Listed records -
....

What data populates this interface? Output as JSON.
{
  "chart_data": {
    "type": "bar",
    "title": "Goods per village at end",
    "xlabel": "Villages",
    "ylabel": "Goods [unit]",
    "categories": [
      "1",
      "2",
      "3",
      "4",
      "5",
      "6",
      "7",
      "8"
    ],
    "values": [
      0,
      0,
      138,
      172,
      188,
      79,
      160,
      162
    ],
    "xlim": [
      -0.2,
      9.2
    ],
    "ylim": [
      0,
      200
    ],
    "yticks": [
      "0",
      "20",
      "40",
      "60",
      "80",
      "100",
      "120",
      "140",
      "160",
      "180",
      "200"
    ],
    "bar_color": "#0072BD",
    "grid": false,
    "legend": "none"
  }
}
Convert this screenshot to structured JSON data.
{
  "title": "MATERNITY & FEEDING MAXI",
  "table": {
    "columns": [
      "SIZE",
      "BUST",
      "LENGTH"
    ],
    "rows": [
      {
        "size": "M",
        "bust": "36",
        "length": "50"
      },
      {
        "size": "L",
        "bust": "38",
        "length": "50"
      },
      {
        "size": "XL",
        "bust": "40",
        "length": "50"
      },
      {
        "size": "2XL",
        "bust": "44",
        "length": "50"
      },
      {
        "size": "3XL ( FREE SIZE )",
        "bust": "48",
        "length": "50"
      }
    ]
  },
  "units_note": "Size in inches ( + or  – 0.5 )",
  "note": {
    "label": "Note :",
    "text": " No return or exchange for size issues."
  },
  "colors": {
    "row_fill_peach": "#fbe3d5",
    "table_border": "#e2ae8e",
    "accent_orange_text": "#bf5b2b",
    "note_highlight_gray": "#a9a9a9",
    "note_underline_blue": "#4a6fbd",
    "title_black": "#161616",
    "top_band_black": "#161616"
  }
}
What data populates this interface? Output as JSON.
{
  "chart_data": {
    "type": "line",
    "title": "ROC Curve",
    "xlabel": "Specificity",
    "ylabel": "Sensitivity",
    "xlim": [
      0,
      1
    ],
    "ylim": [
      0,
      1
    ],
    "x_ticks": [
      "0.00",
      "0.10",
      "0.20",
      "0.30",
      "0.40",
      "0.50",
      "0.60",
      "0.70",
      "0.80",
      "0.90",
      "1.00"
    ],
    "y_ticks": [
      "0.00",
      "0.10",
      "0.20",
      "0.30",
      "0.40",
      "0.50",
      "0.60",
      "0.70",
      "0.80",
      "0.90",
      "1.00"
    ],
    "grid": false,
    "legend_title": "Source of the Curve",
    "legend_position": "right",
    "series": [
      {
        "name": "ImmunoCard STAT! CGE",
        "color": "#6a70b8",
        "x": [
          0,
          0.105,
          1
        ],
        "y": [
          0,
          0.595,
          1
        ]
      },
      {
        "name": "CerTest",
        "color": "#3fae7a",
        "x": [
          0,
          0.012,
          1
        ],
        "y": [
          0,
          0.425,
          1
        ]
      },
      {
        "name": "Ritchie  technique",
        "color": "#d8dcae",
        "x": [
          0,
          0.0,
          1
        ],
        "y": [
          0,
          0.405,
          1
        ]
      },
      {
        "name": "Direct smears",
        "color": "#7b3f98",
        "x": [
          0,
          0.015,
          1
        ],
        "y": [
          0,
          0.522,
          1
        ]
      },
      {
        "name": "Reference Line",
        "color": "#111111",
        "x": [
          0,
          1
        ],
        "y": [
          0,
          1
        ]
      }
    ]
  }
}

....

Challenge -
From the entries above, select each line containing the string "Goods".

Finished answer -
    "title": "Goods per village at end",
    "ylabel": "Goods [unit]",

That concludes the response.